**Material provided:**
=-=-=
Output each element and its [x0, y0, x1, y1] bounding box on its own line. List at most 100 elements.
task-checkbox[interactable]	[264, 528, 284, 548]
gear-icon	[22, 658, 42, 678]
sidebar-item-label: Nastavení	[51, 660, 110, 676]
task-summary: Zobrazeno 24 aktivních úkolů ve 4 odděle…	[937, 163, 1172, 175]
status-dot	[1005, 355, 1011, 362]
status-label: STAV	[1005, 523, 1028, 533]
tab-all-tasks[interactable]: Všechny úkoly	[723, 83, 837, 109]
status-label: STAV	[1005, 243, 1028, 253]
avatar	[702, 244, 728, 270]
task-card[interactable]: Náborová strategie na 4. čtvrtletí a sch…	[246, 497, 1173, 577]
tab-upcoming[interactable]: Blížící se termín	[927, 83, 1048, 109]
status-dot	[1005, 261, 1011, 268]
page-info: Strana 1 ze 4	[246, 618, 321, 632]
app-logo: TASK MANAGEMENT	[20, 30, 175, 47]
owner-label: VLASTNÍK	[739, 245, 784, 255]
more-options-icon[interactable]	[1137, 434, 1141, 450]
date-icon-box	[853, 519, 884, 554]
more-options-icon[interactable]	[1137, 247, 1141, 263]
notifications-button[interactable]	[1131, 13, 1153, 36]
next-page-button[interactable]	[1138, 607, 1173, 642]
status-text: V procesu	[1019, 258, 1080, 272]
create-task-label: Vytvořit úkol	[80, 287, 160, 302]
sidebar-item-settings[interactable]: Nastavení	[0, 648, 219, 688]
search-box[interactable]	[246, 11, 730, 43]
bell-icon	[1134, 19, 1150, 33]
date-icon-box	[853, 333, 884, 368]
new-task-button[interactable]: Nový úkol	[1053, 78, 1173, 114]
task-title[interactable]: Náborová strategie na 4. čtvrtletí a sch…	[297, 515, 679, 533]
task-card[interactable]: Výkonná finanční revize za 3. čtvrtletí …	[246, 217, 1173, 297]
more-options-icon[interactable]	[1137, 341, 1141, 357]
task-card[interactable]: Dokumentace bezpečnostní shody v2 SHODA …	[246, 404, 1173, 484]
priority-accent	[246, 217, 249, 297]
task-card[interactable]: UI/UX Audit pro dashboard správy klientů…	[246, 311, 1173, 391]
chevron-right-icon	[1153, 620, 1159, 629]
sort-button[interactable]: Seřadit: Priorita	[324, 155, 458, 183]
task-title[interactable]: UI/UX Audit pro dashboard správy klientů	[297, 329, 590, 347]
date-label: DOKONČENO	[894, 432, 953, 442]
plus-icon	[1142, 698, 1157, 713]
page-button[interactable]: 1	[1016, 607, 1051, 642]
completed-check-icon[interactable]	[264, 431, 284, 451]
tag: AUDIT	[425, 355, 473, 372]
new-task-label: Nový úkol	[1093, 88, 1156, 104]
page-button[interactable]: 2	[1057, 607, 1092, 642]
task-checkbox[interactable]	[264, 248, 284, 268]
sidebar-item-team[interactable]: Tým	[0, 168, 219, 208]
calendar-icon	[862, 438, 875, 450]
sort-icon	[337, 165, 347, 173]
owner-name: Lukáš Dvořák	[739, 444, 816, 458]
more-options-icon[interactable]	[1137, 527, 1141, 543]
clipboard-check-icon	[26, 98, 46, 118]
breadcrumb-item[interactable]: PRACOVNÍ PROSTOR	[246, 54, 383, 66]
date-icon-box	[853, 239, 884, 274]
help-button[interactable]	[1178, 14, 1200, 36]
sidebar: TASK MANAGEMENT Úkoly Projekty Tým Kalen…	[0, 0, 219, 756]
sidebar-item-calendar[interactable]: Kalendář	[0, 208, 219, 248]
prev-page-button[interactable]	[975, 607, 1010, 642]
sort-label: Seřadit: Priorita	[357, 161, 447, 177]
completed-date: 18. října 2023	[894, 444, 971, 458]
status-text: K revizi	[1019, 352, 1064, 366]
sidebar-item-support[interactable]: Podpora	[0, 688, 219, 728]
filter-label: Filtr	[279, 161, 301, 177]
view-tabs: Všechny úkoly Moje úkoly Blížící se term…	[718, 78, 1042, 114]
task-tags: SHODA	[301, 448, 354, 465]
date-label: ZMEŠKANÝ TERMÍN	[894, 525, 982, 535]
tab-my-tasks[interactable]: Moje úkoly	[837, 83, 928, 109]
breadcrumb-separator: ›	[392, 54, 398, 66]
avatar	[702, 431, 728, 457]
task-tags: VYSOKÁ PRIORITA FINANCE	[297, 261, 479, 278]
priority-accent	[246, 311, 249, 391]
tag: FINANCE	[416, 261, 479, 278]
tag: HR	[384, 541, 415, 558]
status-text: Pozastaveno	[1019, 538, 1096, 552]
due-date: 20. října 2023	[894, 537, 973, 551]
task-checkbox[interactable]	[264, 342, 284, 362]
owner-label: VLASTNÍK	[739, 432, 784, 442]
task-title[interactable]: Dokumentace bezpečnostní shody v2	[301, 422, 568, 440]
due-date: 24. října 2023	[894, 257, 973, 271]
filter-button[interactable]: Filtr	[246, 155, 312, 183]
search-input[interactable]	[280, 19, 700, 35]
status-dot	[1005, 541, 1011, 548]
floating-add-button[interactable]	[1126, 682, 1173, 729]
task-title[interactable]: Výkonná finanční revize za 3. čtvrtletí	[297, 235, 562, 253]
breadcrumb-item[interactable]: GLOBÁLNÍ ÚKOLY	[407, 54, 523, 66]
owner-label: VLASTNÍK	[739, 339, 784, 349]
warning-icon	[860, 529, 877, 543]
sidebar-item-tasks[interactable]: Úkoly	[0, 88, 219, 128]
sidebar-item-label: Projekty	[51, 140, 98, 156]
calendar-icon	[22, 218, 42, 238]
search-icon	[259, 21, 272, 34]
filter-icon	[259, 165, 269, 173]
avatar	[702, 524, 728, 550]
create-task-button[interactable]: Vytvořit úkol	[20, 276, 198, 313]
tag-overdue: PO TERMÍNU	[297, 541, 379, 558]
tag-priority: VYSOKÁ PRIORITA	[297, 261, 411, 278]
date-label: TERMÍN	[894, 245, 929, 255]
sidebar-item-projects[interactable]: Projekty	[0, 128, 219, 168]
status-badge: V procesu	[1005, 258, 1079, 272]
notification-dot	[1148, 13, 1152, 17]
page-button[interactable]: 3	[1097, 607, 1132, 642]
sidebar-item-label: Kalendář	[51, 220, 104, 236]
=-=-=
**Task:**
Rewrite the items from the first line through the line that contains "83, 837, 109]", renaming "gear-icon" to "cog-icon" and leaving everything else unchanged.

**Result of the exercise:**
Output each element and its [x0, y0, x1, y1] bounding box on its own line. List at most 100 elements.
task-checkbox[interactable]	[264, 528, 284, 548]
cog-icon	[22, 658, 42, 678]
sidebar-item-label: Nastavení	[51, 660, 110, 676]
task-summary: Zobrazeno 24 aktivních úkolů ve 4 odděle…	[937, 163, 1172, 175]
status-dot	[1005, 355, 1011, 362]
status-label: STAV	[1005, 523, 1028, 533]
tab-all-tasks[interactable]: Všechny úkoly	[723, 83, 837, 109]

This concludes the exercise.